▶ [What is being asked] Reproduce the material verbatim, starting from its first line and continuing up to and including the line that contains "In FIG. 14, the tubular seat".

(Data records)
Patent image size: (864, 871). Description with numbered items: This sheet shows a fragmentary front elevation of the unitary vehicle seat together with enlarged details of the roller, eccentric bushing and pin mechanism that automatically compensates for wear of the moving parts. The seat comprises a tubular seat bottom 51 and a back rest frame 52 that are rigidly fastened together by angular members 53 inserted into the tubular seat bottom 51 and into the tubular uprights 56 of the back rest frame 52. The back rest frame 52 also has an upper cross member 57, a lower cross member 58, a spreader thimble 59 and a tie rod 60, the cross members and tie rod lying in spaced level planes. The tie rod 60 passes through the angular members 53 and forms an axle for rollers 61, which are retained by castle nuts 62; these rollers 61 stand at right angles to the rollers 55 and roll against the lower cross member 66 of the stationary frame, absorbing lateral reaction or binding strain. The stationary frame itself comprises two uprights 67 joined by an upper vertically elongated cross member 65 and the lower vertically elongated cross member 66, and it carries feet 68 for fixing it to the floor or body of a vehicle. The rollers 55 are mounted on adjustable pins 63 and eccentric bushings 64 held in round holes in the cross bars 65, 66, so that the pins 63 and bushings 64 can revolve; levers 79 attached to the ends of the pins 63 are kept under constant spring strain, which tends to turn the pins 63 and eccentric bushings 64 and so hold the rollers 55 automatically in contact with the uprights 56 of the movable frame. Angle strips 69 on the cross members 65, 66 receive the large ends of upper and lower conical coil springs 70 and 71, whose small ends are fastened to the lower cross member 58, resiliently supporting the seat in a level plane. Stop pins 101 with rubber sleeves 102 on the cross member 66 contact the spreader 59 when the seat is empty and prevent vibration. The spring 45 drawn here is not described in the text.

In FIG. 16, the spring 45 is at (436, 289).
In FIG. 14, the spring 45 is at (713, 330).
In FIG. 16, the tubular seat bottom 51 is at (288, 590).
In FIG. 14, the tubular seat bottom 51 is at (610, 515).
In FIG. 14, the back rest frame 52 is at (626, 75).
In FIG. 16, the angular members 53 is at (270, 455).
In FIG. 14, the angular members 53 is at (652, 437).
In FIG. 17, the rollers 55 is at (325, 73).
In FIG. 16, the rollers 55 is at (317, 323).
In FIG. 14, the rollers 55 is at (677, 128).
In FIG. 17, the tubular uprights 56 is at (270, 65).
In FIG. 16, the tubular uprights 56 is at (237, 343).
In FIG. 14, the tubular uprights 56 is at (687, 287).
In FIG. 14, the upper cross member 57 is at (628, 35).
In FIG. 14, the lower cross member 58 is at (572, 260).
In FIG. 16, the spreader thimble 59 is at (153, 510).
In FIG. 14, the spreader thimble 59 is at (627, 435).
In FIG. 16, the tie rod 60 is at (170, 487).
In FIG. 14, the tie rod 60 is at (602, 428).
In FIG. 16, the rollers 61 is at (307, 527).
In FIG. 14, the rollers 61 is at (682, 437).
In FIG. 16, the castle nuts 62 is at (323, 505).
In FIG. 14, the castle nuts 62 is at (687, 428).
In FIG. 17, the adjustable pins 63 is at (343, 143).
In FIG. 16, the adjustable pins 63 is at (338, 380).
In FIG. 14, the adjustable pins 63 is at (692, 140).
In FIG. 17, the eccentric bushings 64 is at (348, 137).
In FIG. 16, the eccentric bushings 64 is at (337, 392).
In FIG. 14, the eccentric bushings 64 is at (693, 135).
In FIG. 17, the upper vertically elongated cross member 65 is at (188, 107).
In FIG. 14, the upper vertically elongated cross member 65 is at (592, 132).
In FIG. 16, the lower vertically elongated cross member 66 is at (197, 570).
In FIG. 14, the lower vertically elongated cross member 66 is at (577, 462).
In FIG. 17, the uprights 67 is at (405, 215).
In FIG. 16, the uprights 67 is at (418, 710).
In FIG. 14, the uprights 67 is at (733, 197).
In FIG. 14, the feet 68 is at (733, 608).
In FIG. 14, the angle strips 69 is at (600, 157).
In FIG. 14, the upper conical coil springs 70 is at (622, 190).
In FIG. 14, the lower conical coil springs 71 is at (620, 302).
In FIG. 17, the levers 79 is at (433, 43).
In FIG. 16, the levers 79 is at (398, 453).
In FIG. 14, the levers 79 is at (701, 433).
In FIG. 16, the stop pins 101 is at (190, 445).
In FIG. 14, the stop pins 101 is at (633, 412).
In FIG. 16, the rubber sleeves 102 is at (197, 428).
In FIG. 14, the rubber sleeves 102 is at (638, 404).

▶ [Complete output]
Patent image size: (864, 871). Description with numbered items: This sheet shows a fragmentary front elevation of the unitary vehicle seat together with enlarged details of the roller, eccentric bushing and pin mechanism that automatically compensates for wear of the moving parts. The seat comprises a tubular seat bottom 51 and a back rest frame 52 that are rigidly fastened together by angular members 53 inserted into the tubular seat bottom 51 and into the tubular uprights 56 of the back rest frame 52. The back rest frame 52 also has an upper cross member 57, a lower cross member 58, a spreader thimble 59 and a tie rod 60, the cross members and tie rod lying in spaced level planes. The tie rod 60 passes through the angular members 53 and forms an axle for rollers 61, which are retained by castle nuts 62; these rollers 61 stand at right angles to the rollers 55 and roll against the lower cross member 66 of the stationary frame, absorbing lateral reaction or binding strain. The stationary frame itself comprises two uprights 67 joined by an upper vertically elongated cross member 65 and the lower vertically elongated cross member 66, and it carries feet 68 for fixing it to the floor or body of a vehicle. The rollers 55 are mounted on adjustable pins 63 and eccentric bushings 64 held in round holes in the cross bars 65, 66, so that the pins 63 and bushings 64 can revolve; levers 79 attached to the ends of the pins 63 are kept under constant spring strain, which tends to turn the pins 63 and eccentric bushings 64 and so hold the rollers 55 automatically in contact with the uprights 56 of the movable frame. Angle strips 69 on the cross members 65, 66 receive the large ends of upper and lower conical coil springs 70 and 71, whose small ends are fastened to the lower cross member 58, resiliently supporting the seat in a level plane. Stop pins 101 with rubber sleeves 102 on the cross member 66 contact the spreader 59 when the seat is empty and prevent vibration. The spring 45 drawn here is not described in the text.

In FIG. 16, the spring 45 is at (436, 289).
In FIG. 14, the spring 45 is at (713, 330).
In FIG. 16, the tubular seat bottom 51 is at (288, 590).
In FIG. 14, the tubular seat bottom 51 is at (610, 515).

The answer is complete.